◆ What you have to do
Extract the entries in their exact form.

◆ Supplied data
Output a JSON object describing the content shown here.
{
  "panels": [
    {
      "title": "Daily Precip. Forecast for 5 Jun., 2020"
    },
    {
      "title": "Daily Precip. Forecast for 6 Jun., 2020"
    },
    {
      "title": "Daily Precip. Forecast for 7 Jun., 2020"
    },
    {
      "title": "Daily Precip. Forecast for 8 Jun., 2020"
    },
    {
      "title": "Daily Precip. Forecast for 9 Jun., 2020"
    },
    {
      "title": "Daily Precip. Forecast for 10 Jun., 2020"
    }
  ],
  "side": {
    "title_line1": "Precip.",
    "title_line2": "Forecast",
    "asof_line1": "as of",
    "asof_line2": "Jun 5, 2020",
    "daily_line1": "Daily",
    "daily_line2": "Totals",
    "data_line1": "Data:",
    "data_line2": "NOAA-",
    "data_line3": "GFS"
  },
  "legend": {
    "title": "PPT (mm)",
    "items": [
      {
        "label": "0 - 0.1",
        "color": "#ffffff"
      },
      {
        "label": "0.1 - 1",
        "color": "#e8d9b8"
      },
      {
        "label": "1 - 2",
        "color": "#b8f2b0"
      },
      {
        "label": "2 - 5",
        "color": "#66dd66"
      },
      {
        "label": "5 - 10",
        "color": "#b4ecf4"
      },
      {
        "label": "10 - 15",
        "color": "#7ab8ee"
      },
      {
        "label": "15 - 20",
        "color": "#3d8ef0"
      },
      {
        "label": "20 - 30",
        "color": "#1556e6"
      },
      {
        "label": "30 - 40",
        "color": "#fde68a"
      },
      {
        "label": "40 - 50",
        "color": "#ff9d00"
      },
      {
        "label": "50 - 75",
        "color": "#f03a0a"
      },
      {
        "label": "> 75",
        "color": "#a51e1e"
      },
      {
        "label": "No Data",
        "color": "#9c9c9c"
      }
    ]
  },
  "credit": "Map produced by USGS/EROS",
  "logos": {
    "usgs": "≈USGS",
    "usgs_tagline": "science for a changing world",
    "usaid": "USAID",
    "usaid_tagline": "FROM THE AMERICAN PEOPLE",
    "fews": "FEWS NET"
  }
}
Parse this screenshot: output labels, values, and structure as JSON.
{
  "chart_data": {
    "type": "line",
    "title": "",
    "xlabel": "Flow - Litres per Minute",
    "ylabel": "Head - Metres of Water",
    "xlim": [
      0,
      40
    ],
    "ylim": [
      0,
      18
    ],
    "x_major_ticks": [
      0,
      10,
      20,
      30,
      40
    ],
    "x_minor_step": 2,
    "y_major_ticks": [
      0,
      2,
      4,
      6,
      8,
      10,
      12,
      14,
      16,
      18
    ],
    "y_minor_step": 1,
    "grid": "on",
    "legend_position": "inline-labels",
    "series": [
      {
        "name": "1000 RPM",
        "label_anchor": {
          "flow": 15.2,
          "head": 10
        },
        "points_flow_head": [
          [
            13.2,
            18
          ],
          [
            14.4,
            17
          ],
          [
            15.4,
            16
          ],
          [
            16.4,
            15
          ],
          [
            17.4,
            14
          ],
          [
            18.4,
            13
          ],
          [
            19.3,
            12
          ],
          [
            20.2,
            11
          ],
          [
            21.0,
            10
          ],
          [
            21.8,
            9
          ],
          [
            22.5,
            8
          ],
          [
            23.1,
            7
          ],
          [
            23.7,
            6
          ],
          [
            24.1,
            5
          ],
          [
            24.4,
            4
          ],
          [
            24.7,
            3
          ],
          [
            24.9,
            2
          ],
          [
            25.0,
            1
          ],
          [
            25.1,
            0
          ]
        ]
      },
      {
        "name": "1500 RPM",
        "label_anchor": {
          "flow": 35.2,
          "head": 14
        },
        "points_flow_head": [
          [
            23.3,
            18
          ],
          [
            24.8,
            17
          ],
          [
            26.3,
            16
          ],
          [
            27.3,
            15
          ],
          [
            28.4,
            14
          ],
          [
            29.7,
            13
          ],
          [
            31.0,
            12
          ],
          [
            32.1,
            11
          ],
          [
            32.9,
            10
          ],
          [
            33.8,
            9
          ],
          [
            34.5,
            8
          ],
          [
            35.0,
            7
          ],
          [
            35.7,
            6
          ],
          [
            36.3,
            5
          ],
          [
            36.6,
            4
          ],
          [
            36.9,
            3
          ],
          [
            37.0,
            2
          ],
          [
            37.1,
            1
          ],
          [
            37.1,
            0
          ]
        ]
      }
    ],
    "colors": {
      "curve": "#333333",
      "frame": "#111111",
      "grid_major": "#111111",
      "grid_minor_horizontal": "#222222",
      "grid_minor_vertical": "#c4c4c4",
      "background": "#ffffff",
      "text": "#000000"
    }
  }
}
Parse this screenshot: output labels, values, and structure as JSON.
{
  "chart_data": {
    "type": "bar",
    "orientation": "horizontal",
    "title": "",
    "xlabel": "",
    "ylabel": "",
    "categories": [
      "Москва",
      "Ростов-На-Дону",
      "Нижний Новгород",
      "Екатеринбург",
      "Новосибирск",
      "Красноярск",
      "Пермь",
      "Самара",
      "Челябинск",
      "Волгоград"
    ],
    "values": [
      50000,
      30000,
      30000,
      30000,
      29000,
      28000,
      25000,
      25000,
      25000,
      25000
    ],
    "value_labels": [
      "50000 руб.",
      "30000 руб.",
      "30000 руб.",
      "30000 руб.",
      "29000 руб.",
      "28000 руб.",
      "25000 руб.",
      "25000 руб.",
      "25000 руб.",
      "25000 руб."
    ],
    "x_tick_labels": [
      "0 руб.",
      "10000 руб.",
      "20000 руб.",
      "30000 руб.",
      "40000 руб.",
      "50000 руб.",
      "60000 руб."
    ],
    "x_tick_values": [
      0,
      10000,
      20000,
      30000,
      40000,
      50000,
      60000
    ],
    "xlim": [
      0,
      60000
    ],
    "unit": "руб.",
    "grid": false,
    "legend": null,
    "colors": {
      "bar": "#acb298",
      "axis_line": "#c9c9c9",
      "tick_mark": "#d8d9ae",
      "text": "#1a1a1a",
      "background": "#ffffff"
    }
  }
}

◆ Expected output
Output a JSON object describing the content shown here.
{
  "panels": [
    {
      "title": "Daily Precip. Forecast for 5 Jun., 2020"
    },
    {
      "title": "Daily Precip. Forecast for 6 Jun., 2020"
    },
    {
      "title": "Daily Precip. Forecast for 7 Jun., 2020"
    },
    {
      "title": "Daily Precip. Forecast for 8 Jun., 2020"
    },
    {
      "title": "Daily Precip. Forecast for 9 Jun., 2020"
    },
    {
      "title": "Daily Precip. Forecast for 10 Jun., 2020"
    }
  ],
  "side": {
    "title_line1": "Precip.",
    "title_line2": "Forecast",
    "asof_line1": "as of",
    "asof_line2": "Jun 5, 2020",
    "daily_line1": "Daily",
    "daily_line2": "Totals",
    "data_line1": "Data:",
    "data_line2": "NOAA-",
    "data_line3": "GFS"
  },
  "legend": {
    "title": "PPT (mm)",
    "items": [
      {
        "label": "0 - 0.1",
        "color": "#ffffff"
      },
      {
        "label": "0.1 - 1",
        "color": "#e8d9b8"
      },
      {
        "label": "1 - 2",
        "color": "#b8f2b0"
      },
      {
        "label": "2 - 5",
        "color": "#66dd66"
      },
      {
        "label": "5 - 10",
        "color": "#b4ecf4"
      },
      {
        "label": "10 - 15",
        "color": "#7ab8ee"
      },
      {
        "label": "15 - 20",
        "color": "#3d8ef0"
      },
      {
        "label": "20 - 30",
        "color": "#1556e6"
      },
      {
        "label": "30 - 40",
        "color": "#fde68a"
      },
      {
        "label": "40 - 50",
        "color": "#ff9d00"
      },
      {
        "label": "50 - 75",
        "color": "#f03a0a"
      },
      {
        "label": "> 75",
        "color": "#a51e1e"
      },
      {
        "label": "No Data",
        "color": "#9c9c9c"
      }
    ]
  },
  "credit": "Map produced by USGS/EROS",
  "logos": {
    "usgs": "≈USGS",
    "usgs_tagline": "science for a changing world",
    "usaid": "USAID",
    "usaid_tagline": "FROM THE AMERICAN PEOPLE",
    "fews": "FEWS NET"
  }
}
Parse this screenshot: output labels, values, and structure as JSON.
{
  "chart_data": {
    "type": "line",
    "title": "",
    "xlabel": "Flow - Litres per Minute",
    "ylabel": "Head - Metres of Water",
    "xlim": [
      0,
      40
    ],
    "ylim": [
      0,
      18
    ],
    "x_major_ticks": [
      0,
      10,
      20,
      30,
      40
    ],
    "x_minor_step": 2,
    "y_major_ticks": [
      0,
      2,
      4,
      6,
      8,
      10,
      12,
      14,
      16,
      18
    ],
    "y_minor_step": 1,
    "grid": "on",
    "legend_position": "inline-labels",
    "series": [
      {
        "name": "1000 RPM",
        "label_anchor": {
          "flow": 15.2,
          "head": 10
        },
        "points_flow_head": [
          [
            13.2,
            18
          ],
          [
            14.4,
            17
          ],
          [
            15.4,
            16
          ],
          [
            16.4,
            15
          ],
          [
            17.4,
            14
          ],
          [
            18.4,
            13
          ],
          [
            19.3,
            12
          ],
          [
            20.2,
            11
          ],
          [
            21.0,
            10
          ],
          [
            21.8,
            9
          ],
          [
            22.5,
            8
          ],
          [
            23.1,
            7
          ],
          [
            23.7,
            6
          ],
          [
            24.1,
            5
          ],
          [
            24.4,
            4
          ],
          [
            24.7,
            3
          ],
          [
            24.9,
            2
          ],
          [
            25.0,
            1
          ],
          [
            25.1,
            0
          ]
        ]
      },
      {
        "name": "1500 RPM",
        "label_anchor": {
          "flow": 35.2,
          "head": 14
        },
        "points_flow_head": [
          [
            23.3,
            18
          ],
          [
            24.8,
            17
          ],
          [
            26.3,
            16
          ],
          [
            27.3,
            15
          ],
          [
            28.4,
            14
          ],
          [
            29.7,
            13
          ],
          [
            31.0,
            12
          ],
          [
            32.1,
            11
          ],
          [
            32.9,
            10
          ],
          [
            33.8,
            9
          ],
          [
            34.5,
            8
          ],
          [
            35.0,
            7
          ],
          [
            35.7,
            6
          ],
          [
            36.3,
            5
          ],
          [
            36.6,
            4
          ],
          [
            36.9,
            3
          ],
          [
            37.0,
            2
          ],
          [
            37.1,
            1
          ],
          [
            37.1,
            0
          ]
        ]
      }
    ],
    "colors": {
      "curve": "#333333",
      "frame": "#111111",
      "grid_major": "#111111",
      "grid_minor_horizontal": "#222222",
      "grid_minor_vertical": "#c4c4c4",
      "background": "#ffffff",
      "text": "#000000"
    }
  }
}
Parse this screenshot: output labels, values, and structure as JSON.
{
  "chart_data": {
    "type": "bar",
    "orientation": "horizontal",
    "title": "",
    "xlabel": "",
    "ylabel": "",
    "categories": [
      "Москва",
      "Ростов-На-Дону",
      "Нижний Новгород",
      "Екатеринбург",
      "Новосибирск",
      "Красноярск",
      "Пермь",
      "Самара",
      "Челябинск",
      "Волгоград"
    ],
    "values": [
      50000,
      30000,
      30000,
      30000,
      29000,
      28000,
      25000,
      25000,
      25000,
      25000
    ],
    "value_labels": [
      "50000 руб.",
      "30000 руб.",
      "30000 руб.",
      "30000 руб.",
      "29000 руб.",
      "28000 руб.",
      "25000 руб.",
      "25000 руб.",
      "25000 руб.",
      "25000 руб."
    ],
    "x_tick_labels": [
      "0 руб.",
      "10000 руб.",
      "20000 руб.",
      "30000 руб.",
      "40000 руб.",
      "50000 руб.",
      "60000 руб."
    ],
    "x_tick_values": [
      0,
      10000,
      20000,
      30000,
      40000,
      50000,
      60000
    ],
    "xlim": [
      0,
      60000
    ],
    "unit": "руб.",
    "grid": false,
    "legend": null,
    "colors": {
      "bar": "#acb298",
      "axis_line": "#c9c9c9",
      "tick_mark": "#d8d9ae",
      "text": "#1a1a1a",
      "background": "#ffffff"
    }
  }
}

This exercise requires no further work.